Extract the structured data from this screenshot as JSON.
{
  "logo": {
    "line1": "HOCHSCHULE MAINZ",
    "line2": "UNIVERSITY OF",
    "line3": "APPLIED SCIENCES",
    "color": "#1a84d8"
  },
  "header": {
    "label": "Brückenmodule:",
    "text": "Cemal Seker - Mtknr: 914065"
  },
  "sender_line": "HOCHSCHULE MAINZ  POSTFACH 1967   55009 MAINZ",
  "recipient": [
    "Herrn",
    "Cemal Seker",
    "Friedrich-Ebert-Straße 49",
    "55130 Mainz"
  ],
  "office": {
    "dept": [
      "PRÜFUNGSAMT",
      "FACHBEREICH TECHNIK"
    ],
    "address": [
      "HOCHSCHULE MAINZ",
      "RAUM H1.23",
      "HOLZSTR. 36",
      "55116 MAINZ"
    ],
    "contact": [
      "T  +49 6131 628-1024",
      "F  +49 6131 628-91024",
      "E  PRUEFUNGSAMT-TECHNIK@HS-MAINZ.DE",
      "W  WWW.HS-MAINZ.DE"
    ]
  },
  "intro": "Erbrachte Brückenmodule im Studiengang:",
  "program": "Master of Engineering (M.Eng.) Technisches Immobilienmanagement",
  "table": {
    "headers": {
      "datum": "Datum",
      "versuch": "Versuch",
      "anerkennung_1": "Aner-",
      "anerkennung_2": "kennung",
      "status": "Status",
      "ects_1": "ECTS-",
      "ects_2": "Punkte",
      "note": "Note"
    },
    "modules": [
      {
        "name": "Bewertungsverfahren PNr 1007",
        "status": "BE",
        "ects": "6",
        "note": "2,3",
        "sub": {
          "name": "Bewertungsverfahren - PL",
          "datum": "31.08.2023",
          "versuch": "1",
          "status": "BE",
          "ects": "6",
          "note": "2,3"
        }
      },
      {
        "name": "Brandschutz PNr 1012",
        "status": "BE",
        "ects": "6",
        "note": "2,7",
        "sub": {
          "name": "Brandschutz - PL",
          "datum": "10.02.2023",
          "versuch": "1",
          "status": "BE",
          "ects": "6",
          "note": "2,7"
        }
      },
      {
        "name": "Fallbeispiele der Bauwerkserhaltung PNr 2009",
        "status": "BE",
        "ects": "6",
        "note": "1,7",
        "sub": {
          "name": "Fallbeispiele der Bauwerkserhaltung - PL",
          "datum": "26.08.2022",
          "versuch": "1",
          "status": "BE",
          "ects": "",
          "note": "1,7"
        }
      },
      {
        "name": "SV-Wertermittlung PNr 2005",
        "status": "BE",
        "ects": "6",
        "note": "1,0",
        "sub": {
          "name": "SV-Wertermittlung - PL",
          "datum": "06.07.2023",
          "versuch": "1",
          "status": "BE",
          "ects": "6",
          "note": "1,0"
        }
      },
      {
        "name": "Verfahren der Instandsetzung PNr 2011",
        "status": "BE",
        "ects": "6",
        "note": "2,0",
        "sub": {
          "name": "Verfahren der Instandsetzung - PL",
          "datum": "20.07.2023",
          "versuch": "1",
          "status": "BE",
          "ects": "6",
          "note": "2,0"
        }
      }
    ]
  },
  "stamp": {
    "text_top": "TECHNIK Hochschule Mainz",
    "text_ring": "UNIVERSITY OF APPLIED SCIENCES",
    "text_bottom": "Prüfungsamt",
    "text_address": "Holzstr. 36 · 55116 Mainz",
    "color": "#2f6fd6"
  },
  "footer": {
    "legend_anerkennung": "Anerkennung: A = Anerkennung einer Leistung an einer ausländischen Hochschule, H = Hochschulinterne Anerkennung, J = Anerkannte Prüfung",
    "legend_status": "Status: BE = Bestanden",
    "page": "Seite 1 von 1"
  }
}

◆ ◆ ◆ ◆

_What this task involves_
Using the material above, print every entry exactly as written.

_Task response_
Extract the structured data from this screenshot as JSON.
{
  "logo": {
    "line1": "HOCHSCHULE MAINZ",
    "line2": "UNIVERSITY OF",
    "line3": "APPLIED SCIENCES",
    "color": "#1a84d8"
  },
  "header": {
    "label": "Brückenmodule:",
    "text": "Cemal Seker - Mtknr: 914065"
  },
  "sender_line": "HOCHSCHULE MAINZ  POSTFACH 1967   55009 MAINZ",
  "recipient": [
    "Herrn",
    "Cemal Seker",
    "Friedrich-Ebert-Straße 49",
    "55130 Mainz"
  ],
  "office": {
    "dept": [
      "PRÜFUNGSAMT",
      "FACHBEREICH TECHNIK"
    ],
    "address": [
      "HOCHSCHULE MAINZ",
      "RAUM H1.23",
      "HOLZSTR. 36",
      "55116 MAINZ"
    ],
    "contact": [
      "T  +49 6131 628-1024",
      "F  +49 6131 628-91024",
      "E  PRUEFUNGSAMT-TECHNIK@HS-MAINZ.DE",
      "W  WWW.HS-MAINZ.DE"
    ]
  },
  "intro": "Erbrachte Brückenmodule im Studiengang:",
  "program": "Master of Engineering (M.Eng.) Technisches Immobilienmanagement",
  "table": {
    "headers": {
      "datum": "Datum",
      "versuch": "Versuch",
      "anerkennung_1": "Aner-",
      "anerkennung_2": "kennung",
      "status": "Status",
      "ects_1": "ECTS-",
      "ects_2": "Punkte",
      "note": "Note"
    },
    "modules": [
      {
        "name": "Bewertungsverfahren PNr 1007",
        "status": "BE",
        "ects": "6",
        "note": "2,3",
        "sub": {
          "name": "Bewertungsverfahren - PL",
          "datum": "31.08.2023",
          "versuch": "1",
          "status": "BE",
          "ects": "6",
          "note": "2,3"
        }
      },
      {
        "name": "Brandschutz PNr 1012",
        "status": "BE",
        "ects": "6",
        "note": "2,7",
        "sub": {
          "name": "Brandschutz - PL",
          "datum": "10.02.2023",
          "versuch": "1",
          "status": "BE",
          "ects": "6",
          "note": "2,7"
        }
      },
      {
        "name": "Fallbeispiele der Bauwerkserhaltung PNr 2009",
        "status": "BE",
        "ects": "6",
        "note": "1,7",
        "sub": {
          "name": "Fallbeispiele der Bauwerkserhaltung - PL",
          "datum": "26.08.2022",
          "versuch": "1",
          "status": "BE",
          "ects": "",
          "note": "1,7"
        }
      },
      {
        "name": "SV-Wertermittlung PNr 2005",
        "status": "BE",
        "ects": "6",
        "note": "1,0",
        "sub": {
          "name": "SV-Wertermittlung - PL",
          "datum": "06.07.2023",
          "versuch": "1",
          "status": "BE",
          "ects": "6",
          "note": "1,0"
        }
      },
      {
        "name": "Verfahren der Instandsetzung PNr 2011",
        "status": "BE",
        "ects": "6",
        "note": "2,0",
        "sub": {
          "name": "Verfahren der Instandsetzung - PL",
          "datum": "20.07.2023",
          "versuch": "1",
          "status": "BE",
          "ects": "6",
          "note": "2,0"
        }
      }
    ]
  },
  "stamp": {
    "text_top": "TECHNIK Hochschule Mainz",
    "text_ring": "UNIVERSITY OF APPLIED SCIENCES",
    "text_bottom": "Prüfungsamt",
    "text_address": "Holzstr. 36 · 55116 Mainz",
    "color": "#2f6fd6"
  },
  "footer": {
    "legend_anerkennung": "Anerkennung: A = Anerkennung einer Leistung an einer ausländischen Hochschule, H = Hochschulinterne Anerkennung, J = Anerkannte Prüfung",
    "legend_status": "Status: BE = Bestanden",
    "page": "Seite 1 von 1"
  }
}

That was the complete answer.